(Beginning of DATA TO PROCESS)

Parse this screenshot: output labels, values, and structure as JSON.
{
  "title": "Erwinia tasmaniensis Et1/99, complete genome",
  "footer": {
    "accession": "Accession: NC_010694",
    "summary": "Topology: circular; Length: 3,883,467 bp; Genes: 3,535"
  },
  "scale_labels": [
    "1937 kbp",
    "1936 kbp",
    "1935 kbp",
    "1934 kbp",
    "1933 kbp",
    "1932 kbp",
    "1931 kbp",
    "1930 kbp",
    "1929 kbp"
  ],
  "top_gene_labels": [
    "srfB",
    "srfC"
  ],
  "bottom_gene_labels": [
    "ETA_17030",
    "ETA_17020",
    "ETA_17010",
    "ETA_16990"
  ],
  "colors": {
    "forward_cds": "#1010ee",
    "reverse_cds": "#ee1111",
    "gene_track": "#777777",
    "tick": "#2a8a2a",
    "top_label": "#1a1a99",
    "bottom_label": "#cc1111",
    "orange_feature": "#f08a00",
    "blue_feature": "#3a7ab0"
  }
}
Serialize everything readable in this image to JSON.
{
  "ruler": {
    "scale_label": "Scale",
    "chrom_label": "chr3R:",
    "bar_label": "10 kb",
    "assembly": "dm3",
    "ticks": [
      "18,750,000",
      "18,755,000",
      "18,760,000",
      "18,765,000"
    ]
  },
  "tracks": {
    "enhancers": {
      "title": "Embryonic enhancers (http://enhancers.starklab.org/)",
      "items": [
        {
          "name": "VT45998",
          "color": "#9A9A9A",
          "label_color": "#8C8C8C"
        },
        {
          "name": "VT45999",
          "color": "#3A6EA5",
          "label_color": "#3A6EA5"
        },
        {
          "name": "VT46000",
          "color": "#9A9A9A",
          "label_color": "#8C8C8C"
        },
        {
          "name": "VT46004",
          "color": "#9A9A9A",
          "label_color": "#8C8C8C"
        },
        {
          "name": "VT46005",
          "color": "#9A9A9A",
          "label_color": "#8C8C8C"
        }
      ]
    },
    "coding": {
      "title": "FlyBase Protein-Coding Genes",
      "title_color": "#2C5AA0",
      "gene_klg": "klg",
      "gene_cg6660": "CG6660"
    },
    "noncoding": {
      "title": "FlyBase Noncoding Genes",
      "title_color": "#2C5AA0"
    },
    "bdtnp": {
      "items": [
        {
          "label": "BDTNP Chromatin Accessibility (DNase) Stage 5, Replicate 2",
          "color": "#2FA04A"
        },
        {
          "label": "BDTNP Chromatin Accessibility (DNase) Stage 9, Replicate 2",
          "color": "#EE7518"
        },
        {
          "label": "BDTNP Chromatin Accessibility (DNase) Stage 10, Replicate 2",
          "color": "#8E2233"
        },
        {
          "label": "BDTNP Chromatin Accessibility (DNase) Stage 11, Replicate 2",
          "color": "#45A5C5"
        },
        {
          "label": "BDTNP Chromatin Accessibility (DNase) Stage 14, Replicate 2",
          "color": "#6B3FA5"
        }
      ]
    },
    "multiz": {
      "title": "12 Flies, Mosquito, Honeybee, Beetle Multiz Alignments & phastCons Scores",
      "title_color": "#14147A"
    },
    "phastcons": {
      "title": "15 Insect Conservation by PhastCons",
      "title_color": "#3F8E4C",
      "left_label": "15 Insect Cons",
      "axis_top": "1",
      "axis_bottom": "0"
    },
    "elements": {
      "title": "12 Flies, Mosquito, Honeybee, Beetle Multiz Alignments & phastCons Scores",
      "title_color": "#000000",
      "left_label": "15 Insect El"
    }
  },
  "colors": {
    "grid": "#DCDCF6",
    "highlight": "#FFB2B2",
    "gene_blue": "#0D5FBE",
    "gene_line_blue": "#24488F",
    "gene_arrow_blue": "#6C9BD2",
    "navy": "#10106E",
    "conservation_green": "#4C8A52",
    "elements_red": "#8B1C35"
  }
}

(End of DATA TO PROCESS)

• EXERCISE PROMPT: Reproduce the full listing word for word.

• RESPONSE TO THIS TASK:
Parse this screenshot: output labels, values, and structure as JSON.
{
  "title": "Erwinia tasmaniensis Et1/99, complete genome",
  "footer": {
    "accession": "Accession: NC_010694",
    "summary": "Topology: circular; Length: 3,883,467 bp; Genes: 3,535"
  },
  "scale_labels": [
    "1937 kbp",
    "1936 kbp",
    "1935 kbp",
    "1934 kbp",
    "1933 kbp",
    "1932 kbp",
    "1931 kbp",
    "1930 kbp",
    "1929 kbp"
  ],
  "top_gene_labels": [
    "srfB",
    "srfC"
  ],
  "bottom_gene_labels": [
    "ETA_17030",
    "ETA_17020",
    "ETA_17010",
    "ETA_16990"
  ],
  "colors": {
    "forward_cds": "#1010ee",
    "reverse_cds": "#ee1111",
    "gene_track": "#777777",
    "tick": "#2a8a2a",
    "top_label": "#1a1a99",
    "bottom_label": "#cc1111",
    "orange_feature": "#f08a00",
    "blue_feature": "#3a7ab0"
  }
}
Serialize everything readable in this image to JSON.
{
  "ruler": {
    "scale_label": "Scale",
    "chrom_label": "chr3R:",
    "bar_label": "10 kb",
    "assembly": "dm3",
    "ticks": [
      "18,750,000",
      "18,755,000",
      "18,760,000",
      "18,765,000"
    ]
  },
  "tracks": {
    "enhancers": {
      "title": "Embryonic enhancers (http://enhancers.starklab.org/)",
      "items": [
        {
          "name": "VT45998",
          "color": "#9A9A9A",
          "label_color": "#8C8C8C"
        },
        {
          "name": "VT45999",
          "color": "#3A6EA5",
          "label_color": "#3A6EA5"
        },
        {
          "name": "VT46000",
          "color": "#9A9A9A",
          "label_color": "#8C8C8C"
        },
        {
          "name": "VT46004",
          "color": "#9A9A9A",
          "label_color": "#8C8C8C"
        },
        {
          "name": "VT46005",
          "color": "#9A9A9A",
          "label_color": "#8C8C8C"
        }
      ]
    },
    "coding": {
      "title": "FlyBase Protein-Coding Genes",
      "title_color": "#2C5AA0",
      "gene_klg": "klg",
      "gene_cg6660": "CG6660"
    },
    "noncoding": {
      "title": "FlyBase Noncoding Genes",
      "title_color": "#2C5AA0"
    },
    "bdtnp": {
      "items": [
        {
          "label": "BDTNP Chromatin Accessibility (DNase) Stage 5, Replicate 2",
          "color": "#2FA04A"
        },
        {
          "label": "BDTNP Chromatin Accessibility (DNase) Stage 9, Replicate 2",
          "color": "#EE7518"
        },
        {
          "label": "BDTNP Chromatin Accessibility (DNase) Stage 10, Replicate 2",
          "color": "#8E2233"
        },
        {
          "label": "BDTNP Chromatin Accessibility (DNase) Stage 11, Replicate 2",
          "color": "#45A5C5"
        },
        {
          "label": "BDTNP Chromatin Accessibility (DNase) Stage 14, Replicate 2",
          "color": "#6B3FA5"
        }
      ]
    },
    "multiz": {
      "title": "12 Flies, Mosquito, Honeybee, Beetle Multiz Alignments & phastCons Scores",
      "title_color": "#14147A"
    },
    "phastcons": {
      "title": "15 Insect Conservation by PhastCons",
      "title_color": "#3F8E4C",
      "left_label": "15 Insect Cons",
      "axis_top": "1",
      "axis_bottom": "0"
    },
    "elements": {
      "title": "12 Flies, Mosquito, Honeybee, Beetle Multiz Alignments & phastCons Scores",
      "title_color": "#000000",
      "left_label": "15 Insect El"
    }
  },
  "colors": {
    "grid": "#DCDCF6",
    "highlight": "#FFB2B2",
    "gene_blue": "#0D5FBE",
    "gene_line_blue": "#24488F",
    "gene_arrow_blue": "#6C9BD2",
    "navy": "#10106E",
    "conservation_green": "#4C8A52",
    "elements_red": "#8B1C35"
  }
}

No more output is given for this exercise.